> [DIRECTIVE] Copy out every line of the records where the string "JSON" occurs.

Figure content listings
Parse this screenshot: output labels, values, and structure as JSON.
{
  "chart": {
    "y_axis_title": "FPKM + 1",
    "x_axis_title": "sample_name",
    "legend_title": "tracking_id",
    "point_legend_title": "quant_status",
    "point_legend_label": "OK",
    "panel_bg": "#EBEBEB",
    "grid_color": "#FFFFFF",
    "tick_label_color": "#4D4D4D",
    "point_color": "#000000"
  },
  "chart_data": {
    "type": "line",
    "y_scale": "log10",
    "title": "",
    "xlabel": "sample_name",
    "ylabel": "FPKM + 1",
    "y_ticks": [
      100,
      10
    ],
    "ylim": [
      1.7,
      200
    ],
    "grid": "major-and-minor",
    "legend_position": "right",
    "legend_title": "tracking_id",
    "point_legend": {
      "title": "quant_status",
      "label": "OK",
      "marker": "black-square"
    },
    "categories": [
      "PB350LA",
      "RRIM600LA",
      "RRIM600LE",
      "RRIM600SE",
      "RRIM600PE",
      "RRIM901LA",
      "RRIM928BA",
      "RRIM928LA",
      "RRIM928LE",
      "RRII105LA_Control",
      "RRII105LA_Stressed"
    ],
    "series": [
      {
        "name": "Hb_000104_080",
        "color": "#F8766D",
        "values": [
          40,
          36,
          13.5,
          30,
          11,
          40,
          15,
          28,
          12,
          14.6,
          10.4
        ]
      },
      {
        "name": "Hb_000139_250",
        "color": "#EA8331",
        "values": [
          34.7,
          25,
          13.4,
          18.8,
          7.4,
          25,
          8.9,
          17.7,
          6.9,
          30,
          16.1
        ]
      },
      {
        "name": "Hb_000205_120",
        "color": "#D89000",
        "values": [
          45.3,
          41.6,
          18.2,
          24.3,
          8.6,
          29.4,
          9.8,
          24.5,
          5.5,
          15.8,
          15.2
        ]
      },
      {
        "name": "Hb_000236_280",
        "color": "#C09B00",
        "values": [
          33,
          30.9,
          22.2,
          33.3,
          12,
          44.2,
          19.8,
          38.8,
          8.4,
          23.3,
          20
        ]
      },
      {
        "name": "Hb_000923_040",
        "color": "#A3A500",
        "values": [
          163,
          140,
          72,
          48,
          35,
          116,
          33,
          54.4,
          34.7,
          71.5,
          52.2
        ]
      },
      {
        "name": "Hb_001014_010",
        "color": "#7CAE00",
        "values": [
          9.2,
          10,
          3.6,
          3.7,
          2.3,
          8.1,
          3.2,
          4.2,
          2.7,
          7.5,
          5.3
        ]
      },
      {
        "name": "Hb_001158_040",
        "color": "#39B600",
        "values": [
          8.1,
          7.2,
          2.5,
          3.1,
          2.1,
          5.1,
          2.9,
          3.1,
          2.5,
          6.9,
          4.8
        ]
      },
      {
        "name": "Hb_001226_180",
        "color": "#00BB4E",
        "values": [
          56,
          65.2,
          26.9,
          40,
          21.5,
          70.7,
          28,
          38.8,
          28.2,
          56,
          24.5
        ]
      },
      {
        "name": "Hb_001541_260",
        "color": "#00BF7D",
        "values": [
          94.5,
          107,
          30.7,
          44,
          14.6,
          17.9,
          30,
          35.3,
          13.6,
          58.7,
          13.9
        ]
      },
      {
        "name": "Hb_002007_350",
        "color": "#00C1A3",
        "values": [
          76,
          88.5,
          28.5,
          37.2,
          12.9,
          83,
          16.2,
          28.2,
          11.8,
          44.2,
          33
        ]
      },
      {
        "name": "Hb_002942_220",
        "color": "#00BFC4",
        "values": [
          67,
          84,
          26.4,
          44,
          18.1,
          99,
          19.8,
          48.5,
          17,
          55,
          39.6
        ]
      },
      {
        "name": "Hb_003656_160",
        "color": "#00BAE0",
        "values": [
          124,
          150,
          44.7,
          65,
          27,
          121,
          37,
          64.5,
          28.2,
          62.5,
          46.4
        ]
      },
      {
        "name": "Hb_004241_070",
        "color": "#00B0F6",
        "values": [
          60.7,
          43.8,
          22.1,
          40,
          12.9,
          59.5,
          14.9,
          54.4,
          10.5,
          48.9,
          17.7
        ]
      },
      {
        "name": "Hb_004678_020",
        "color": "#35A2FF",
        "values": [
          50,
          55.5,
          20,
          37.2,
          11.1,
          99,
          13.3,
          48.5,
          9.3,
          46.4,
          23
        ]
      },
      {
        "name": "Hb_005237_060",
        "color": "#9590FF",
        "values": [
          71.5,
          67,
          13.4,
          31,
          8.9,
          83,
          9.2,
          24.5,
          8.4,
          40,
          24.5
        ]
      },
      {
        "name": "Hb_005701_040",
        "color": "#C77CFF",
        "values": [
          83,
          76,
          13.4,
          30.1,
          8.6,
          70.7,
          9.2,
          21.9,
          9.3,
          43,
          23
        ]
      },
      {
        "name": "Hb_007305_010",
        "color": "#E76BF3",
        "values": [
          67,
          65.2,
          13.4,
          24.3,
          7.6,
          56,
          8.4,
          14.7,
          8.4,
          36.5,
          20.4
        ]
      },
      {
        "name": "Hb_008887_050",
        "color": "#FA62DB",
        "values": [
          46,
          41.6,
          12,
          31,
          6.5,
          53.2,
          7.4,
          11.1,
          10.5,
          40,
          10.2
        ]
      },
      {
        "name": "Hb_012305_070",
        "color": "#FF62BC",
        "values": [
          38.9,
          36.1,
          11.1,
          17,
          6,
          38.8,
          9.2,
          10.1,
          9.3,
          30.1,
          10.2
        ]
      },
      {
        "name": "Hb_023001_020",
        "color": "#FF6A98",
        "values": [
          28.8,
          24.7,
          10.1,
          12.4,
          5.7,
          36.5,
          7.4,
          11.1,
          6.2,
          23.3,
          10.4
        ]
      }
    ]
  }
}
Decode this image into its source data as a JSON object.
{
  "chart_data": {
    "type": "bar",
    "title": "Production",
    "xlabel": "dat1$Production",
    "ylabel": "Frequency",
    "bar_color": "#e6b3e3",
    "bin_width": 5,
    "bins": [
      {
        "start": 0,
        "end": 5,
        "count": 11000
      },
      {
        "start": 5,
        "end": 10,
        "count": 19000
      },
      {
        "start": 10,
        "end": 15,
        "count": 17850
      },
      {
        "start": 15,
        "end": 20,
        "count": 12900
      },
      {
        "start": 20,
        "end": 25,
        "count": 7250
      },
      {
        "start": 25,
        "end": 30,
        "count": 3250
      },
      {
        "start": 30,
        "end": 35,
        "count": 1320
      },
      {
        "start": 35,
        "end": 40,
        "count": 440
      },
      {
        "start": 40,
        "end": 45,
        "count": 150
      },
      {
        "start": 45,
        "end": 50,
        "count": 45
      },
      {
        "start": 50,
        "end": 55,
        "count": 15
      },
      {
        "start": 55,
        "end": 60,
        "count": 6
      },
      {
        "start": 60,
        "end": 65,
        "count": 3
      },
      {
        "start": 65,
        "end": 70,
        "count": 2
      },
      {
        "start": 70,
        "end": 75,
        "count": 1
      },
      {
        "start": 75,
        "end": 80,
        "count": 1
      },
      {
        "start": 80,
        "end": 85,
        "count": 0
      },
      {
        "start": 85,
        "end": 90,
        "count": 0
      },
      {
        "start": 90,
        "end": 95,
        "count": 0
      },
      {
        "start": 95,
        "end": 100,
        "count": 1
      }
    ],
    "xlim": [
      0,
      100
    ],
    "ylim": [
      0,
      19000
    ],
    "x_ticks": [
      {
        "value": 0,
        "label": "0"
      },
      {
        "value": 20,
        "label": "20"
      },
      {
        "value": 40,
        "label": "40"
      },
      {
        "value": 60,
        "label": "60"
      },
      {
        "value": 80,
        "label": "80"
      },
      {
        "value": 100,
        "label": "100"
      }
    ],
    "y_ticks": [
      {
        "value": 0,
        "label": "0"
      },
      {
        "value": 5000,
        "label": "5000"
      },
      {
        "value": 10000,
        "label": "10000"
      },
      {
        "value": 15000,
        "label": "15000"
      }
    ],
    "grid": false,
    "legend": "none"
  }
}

> [RESULT OF THIS TASK]
Parse this screenshot: output labels, values, and structure as JSON.
Decode this image into its source data as a JSON object.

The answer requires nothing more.